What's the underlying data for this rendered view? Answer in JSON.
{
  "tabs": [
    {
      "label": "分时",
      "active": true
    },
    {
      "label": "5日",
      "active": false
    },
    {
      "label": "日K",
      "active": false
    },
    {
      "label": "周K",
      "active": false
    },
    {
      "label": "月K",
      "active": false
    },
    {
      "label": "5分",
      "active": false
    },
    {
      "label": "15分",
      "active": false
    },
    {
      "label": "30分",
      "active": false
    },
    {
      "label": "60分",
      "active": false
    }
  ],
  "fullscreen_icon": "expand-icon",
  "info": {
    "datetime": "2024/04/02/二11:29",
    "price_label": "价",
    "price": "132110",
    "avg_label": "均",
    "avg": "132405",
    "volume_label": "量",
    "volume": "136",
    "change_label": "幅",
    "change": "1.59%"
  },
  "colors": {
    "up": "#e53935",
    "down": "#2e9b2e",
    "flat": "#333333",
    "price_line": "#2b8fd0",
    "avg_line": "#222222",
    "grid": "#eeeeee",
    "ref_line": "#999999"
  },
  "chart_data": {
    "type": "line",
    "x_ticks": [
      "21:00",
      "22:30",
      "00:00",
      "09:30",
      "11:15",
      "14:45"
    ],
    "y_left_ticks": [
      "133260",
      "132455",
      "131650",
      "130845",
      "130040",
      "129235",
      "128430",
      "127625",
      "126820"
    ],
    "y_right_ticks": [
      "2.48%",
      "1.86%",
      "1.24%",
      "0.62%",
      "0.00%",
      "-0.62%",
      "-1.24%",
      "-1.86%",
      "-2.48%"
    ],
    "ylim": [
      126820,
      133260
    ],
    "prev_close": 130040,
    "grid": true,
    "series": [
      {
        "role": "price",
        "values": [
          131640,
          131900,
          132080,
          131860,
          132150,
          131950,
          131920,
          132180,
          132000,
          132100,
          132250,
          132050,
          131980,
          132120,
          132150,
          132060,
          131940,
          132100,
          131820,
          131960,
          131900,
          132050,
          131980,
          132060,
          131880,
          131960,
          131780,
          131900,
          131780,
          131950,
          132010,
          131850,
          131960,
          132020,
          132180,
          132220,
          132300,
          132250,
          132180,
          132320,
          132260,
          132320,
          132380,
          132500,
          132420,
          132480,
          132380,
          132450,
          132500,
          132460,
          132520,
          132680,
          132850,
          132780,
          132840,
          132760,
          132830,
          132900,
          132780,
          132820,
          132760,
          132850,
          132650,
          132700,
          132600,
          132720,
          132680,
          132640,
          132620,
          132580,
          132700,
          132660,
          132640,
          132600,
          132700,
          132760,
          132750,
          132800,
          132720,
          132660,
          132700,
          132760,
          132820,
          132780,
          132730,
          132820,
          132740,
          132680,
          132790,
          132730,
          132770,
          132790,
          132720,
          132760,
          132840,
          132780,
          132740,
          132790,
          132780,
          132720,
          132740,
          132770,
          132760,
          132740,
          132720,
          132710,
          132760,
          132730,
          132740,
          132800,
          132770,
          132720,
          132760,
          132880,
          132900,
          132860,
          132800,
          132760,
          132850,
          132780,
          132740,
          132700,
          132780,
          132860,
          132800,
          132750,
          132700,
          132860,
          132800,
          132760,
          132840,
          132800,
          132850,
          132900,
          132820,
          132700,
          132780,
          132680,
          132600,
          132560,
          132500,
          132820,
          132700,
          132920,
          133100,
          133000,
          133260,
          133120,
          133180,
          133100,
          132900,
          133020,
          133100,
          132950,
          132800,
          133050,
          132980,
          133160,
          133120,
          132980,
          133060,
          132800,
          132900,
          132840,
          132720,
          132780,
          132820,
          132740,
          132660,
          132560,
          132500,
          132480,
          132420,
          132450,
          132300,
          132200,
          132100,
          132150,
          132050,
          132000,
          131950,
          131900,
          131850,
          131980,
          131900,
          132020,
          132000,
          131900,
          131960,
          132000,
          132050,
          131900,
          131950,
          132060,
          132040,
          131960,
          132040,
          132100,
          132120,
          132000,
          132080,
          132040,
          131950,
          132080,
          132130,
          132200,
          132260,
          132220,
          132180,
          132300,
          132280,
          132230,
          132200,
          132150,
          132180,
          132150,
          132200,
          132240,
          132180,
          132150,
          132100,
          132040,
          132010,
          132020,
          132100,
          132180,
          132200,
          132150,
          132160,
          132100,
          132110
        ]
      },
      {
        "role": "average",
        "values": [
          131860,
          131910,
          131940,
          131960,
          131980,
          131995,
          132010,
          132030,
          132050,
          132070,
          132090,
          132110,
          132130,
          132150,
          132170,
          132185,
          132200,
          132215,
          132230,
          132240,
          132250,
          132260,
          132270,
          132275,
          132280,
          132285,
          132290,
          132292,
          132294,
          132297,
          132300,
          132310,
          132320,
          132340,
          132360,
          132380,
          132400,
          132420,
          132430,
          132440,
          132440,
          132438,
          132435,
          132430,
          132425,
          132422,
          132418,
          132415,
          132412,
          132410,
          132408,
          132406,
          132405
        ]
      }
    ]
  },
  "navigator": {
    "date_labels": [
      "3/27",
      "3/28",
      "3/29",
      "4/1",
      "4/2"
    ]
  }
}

━━━

** Request **
Repeat the records above exactly, from the first line to the last.

** Correct output **
What's the underlying data for this rendered view? Answer in JSON.
{
  "tabs": [
    {
      "label": "分时",
      "active": true
    },
    {
      "label": "5日",
      "active": false
    },
    {
      "label": "日K",
      "active": false
    },
    {
      "label": "周K",
      "active": false
    },
    {
      "label": "月K",
      "active": false
    },
    {
      "label": "5分",
      "active": false
    },
    {
      "label": "15分",
      "active": false
    },
    {
      "label": "30分",
      "active": false
    },
    {
      "label": "60分",
      "active": false
    }
  ],
  "fullscreen_icon": "expand-icon",
  "info": {
    "datetime": "2024/04/02/二11:29",
    "price_label": "价",
    "price": "132110",
    "avg_label": "均",
    "avg": "132405",
    "volume_label": "量",
    "volume": "136",
    "change_label": "幅",
    "change": "1.59%"
  },
  "colors": {
    "up": "#e53935",
    "down": "#2e9b2e",
    "flat": "#333333",
    "price_line": "#2b8fd0",
    "avg_line": "#222222",
    "grid": "#eeeeee",
    "ref_line": "#999999"
  },
  "chart_data": {
    "type": "line",
    "x_ticks": [
      "21:00",
      "22:30",
      "00:00",
      "09:30",
      "11:15",
      "14:45"
    ],
    "y_left_ticks": [
      "133260",
      "132455",
      "131650",
      "130845",
      "130040",
      "129235",
      "128430",
      "127625",
      "126820"
    ],
    "y_right_ticks": [
      "2.48%",
      "1.86%",
      "1.24%",
      "0.62%",
      "0.00%",
      "-0.62%",
      "-1.24%",
      "-1.86%",
      "-2.48%"
    ],
    "ylim": [
      126820,
      133260
    ],
    "prev_close": 130040,
    "grid": true,
    "series": [
      {
        "role": "price",
        "values": [
          131640,
          131900,
          132080,
          131860,
          132150,
          131950,
          131920,
          132180,
          132000,
          132100,
          132250,
          132050,
          131980,
          132120,
          132150,
          132060,
          131940,
          132100,
          131820,
          131960,
          131900,
          132050,
          131980,
          132060,
          131880,
          131960,
          131780,
          131900,
          131780,
          131950,
          132010,
          131850,
          131960,
          132020,
          132180,
          132220,
          132300,
          132250,
          132180,
          132320,
          132260,
          132320,
          132380,
          132500,
          132420,
          132480,
          132380,
          132450,
          132500,
          132460,
          132520,
          132680,
          132850,
          132780,
          132840,
          132760,
          132830,
          132900,
          132780,
          132820,
          132760,
          132850,
          132650,
          132700,
          132600,
          132720,
          132680,
          132640,
          132620,
          132580,
          132700,
          132660,
          132640,
          132600,
          132700,
          132760,
          132750,
          132800,
          132720,
          132660,
          132700,
          132760,
          132820,
          132780,
          132730,
          132820,
          132740,
          132680,
          132790,
          132730,
          132770,
          132790,
          132720,
          132760,
          132840,
          132780,
          132740,
          132790,
          132780,
          132720,
          132740,
          132770,
          132760,
          132740,
          132720,
          132710,
          132760,
          132730,
          132740,
          132800,
          132770,
          132720,
          132760,
          132880,
          132900,
          132860,
          132800,
          132760,
          132850,
          132780,
          132740,
          132700,
          132780,
          132860,
          132800,
          132750,
          132700,
          132860,
          132800,
          132760,
          132840,
          132800,
          132850,
          132900,
          132820,
          132700,
          132780,
          132680,
          132600,
          132560,
          132500,
          132820,
          132700,
          132920,
          133100,
          133000,
          133260,
          133120,
          133180,
          133100,
          132900,
          133020,
          133100,
          132950,
          132800,
          133050,
          132980,
          133160,
          133120,
          132980,
          133060,
          132800,
          132900,
          132840,
          132720,
          132780,
          132820,
          132740,
          132660,
          132560,
          132500,
          132480,
          132420,
          132450,
          132300,
          132200,
          132100,
          132150,
          132050,
          132000,
          131950,
          131900,
          131850,
          131980,
          131900,
          132020,
          132000,
          131900,
          131960,
          132000,
          132050,
          131900,
          131950,
          132060,
          132040,
          131960,
          132040,
          132100,
          132120,
          132000,
          132080,
          132040,
          131950,
          132080,
          132130,
          132200,
          132260,
          132220,
          132180,
          132300,
          132280,
          132230,
          132200,
          132150,
          132180,
          132150,
          132200,
          132240,
          132180,
          132150,
          132100,
          132040,
          132010,
          132020,
          132100,
          132180,
          132200,
          132150,
          132160,
          132100,
          132110
        ]
      },
      {
        "role": "average",
        "values": [
          131860,
          131910,
          131940,
          131960,
          131980,
          131995,
          132010,
          132030,
          132050,
          132070,
          132090,
          132110,
          132130,
          132150,
          132170,
          132185,
          132200,
          132215,
          132230,
          132240,
          132250,
          132260,
          132270,
          132275,
          132280,
          132285,
          132290,
          132292,
          132294,
          132297,
          132300,
          132310,
          132320,
          132340,
          132360,
          132380,
          132400,
          132420,
          132430,
          132440,
          132440,
          132438,
          132435,
          132430,
          132425,
          132422,
          132418,
          132415,
          132412,
          132410,
          132408,
          132406,
          132405
        ]
      }
    ]
  },
  "navigator": {
    "date_labels": [
      "3/27",
      "3/28",
      "3/29",
      "4/1",
      "4/2"
    ]
  }
}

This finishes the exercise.